-- start MATERIALS PROVIDED --
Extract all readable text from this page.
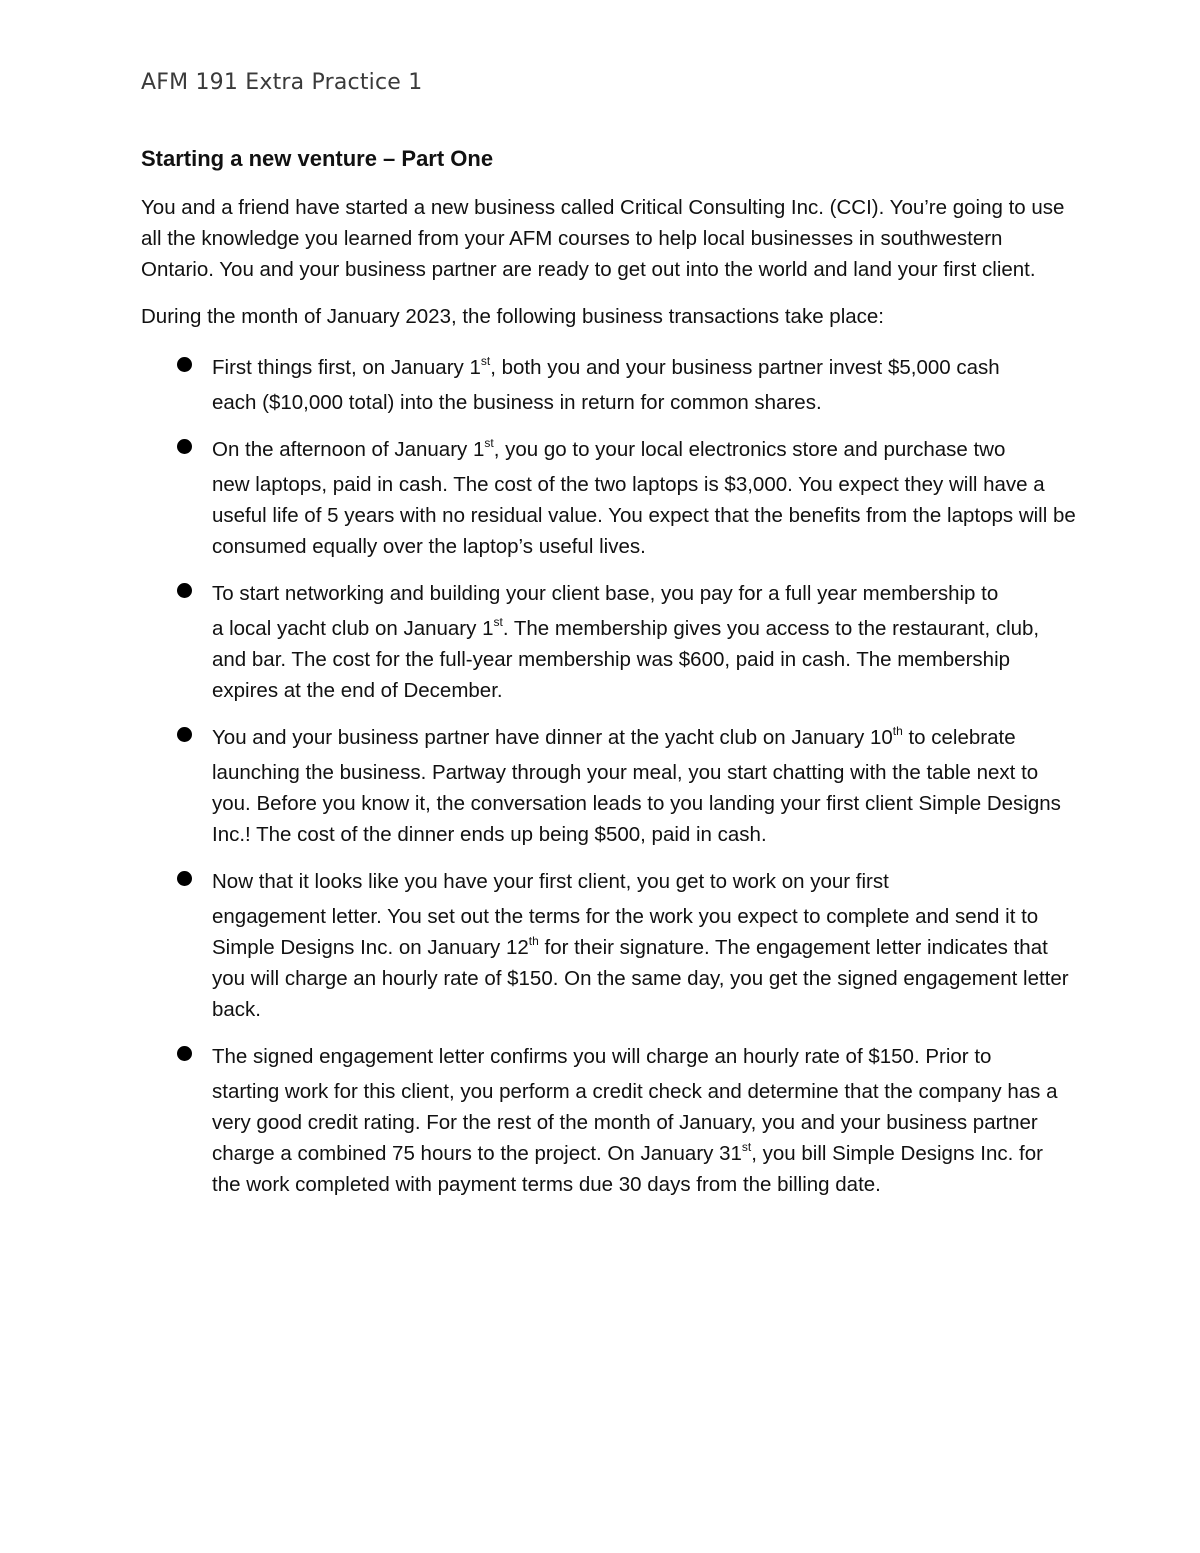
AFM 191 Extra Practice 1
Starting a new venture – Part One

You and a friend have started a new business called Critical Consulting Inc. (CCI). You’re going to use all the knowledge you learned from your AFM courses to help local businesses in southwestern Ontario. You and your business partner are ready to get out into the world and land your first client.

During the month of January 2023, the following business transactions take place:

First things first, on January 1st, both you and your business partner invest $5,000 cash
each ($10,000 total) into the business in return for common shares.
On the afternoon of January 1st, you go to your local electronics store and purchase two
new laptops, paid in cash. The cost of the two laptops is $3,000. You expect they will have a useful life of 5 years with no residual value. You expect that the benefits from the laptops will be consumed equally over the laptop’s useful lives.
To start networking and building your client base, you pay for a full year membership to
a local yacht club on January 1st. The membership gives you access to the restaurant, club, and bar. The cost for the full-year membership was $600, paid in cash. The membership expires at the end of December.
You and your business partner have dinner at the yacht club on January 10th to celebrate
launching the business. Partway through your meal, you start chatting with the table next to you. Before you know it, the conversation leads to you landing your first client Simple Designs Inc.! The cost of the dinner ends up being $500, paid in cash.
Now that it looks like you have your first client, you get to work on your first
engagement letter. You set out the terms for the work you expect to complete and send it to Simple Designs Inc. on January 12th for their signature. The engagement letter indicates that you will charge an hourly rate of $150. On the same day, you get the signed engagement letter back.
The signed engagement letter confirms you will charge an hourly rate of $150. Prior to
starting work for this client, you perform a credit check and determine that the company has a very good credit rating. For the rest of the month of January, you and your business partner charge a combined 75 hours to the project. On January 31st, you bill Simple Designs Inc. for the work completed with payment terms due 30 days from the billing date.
-- end MATERIALS PROVIDED --
-- start MATERIALS PROVIDED --
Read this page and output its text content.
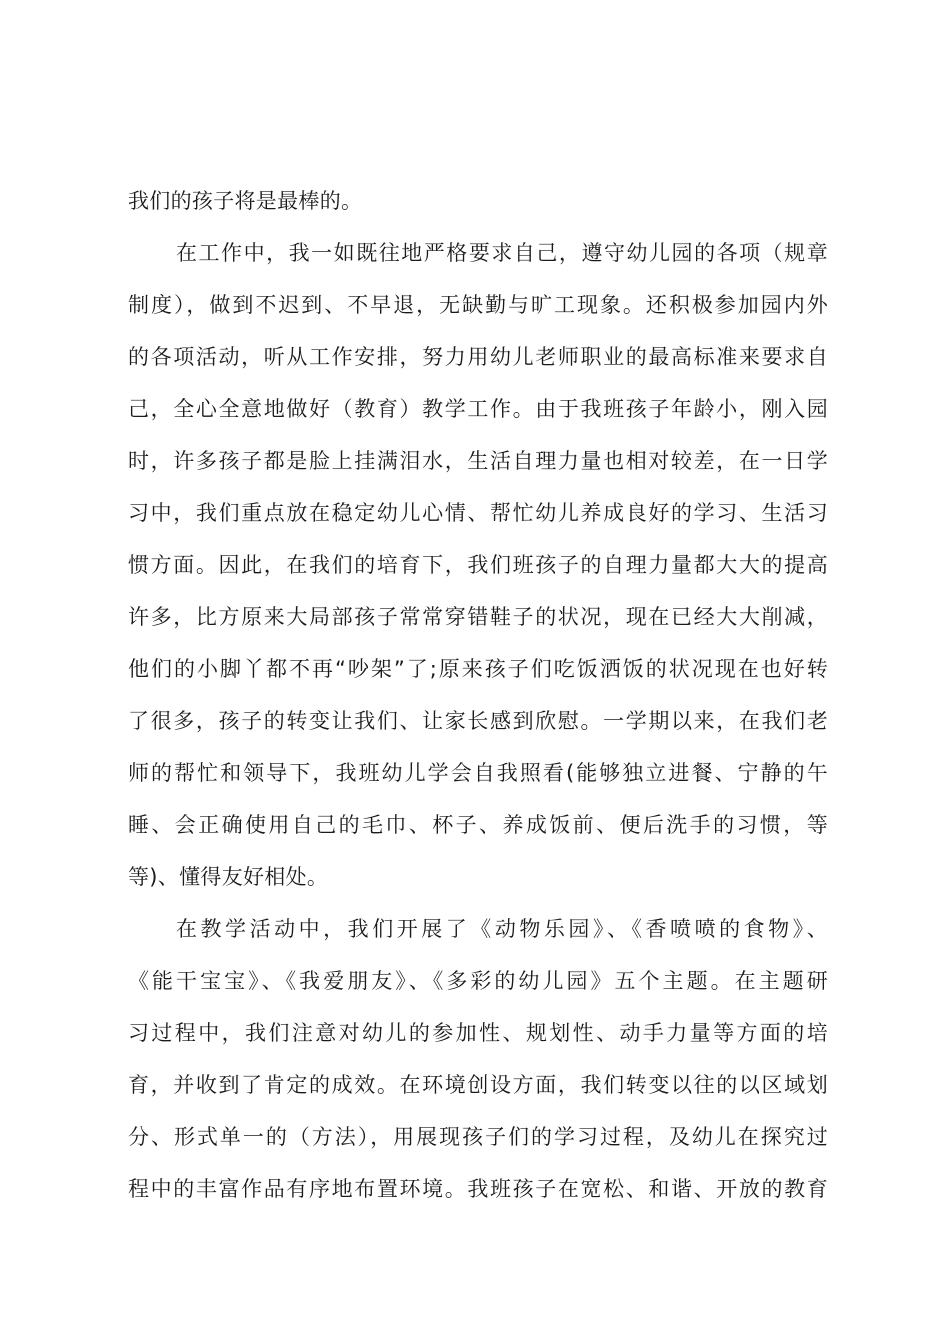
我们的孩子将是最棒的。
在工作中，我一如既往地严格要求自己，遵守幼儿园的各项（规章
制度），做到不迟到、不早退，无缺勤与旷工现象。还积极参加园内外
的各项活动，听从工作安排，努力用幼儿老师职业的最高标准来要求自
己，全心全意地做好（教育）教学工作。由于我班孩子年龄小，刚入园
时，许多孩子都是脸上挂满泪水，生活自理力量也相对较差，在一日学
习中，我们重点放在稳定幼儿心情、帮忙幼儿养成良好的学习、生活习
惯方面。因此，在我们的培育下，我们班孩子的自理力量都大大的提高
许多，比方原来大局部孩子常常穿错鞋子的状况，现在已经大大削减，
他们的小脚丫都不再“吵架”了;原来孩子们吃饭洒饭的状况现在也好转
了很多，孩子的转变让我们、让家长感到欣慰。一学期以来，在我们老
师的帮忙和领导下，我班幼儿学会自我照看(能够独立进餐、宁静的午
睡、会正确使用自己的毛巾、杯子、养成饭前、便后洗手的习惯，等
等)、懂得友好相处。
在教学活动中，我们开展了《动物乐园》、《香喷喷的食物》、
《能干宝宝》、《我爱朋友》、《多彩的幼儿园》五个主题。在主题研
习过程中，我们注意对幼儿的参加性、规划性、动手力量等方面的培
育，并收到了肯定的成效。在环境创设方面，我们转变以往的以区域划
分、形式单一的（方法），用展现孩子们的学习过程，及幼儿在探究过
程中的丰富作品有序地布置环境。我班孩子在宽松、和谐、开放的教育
-- end MATERIALS PROVIDED --
-- start MATERIALS PROVIDED --
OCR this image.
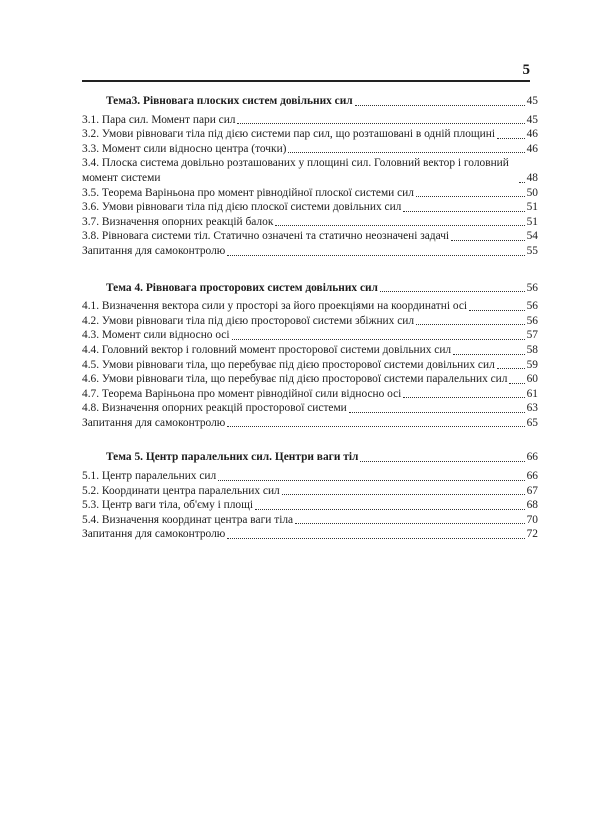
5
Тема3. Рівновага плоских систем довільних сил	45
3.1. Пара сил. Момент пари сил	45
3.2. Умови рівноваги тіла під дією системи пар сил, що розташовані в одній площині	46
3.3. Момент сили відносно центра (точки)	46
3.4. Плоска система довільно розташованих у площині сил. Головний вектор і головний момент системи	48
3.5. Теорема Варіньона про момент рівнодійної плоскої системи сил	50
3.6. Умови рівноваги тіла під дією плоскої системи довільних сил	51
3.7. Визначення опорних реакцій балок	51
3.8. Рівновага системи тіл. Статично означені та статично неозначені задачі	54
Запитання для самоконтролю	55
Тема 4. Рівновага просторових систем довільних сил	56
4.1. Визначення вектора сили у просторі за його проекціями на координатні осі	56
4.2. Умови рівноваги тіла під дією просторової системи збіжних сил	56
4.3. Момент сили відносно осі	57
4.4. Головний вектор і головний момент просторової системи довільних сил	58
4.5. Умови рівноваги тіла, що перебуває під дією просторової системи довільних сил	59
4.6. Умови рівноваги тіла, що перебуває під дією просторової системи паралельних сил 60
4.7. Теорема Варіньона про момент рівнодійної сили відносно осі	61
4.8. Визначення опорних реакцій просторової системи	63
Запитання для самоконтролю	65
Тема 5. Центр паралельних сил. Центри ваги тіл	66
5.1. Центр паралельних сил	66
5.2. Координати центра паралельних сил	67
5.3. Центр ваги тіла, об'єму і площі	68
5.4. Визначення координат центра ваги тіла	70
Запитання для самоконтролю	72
-- end MATERIALS PROVIDED --
**SHORT TASK**
Of the lines in the data, how many hold the string "expect"? State the number, nothing else.

**OUTPUT FOR THIS EXERCISE**
2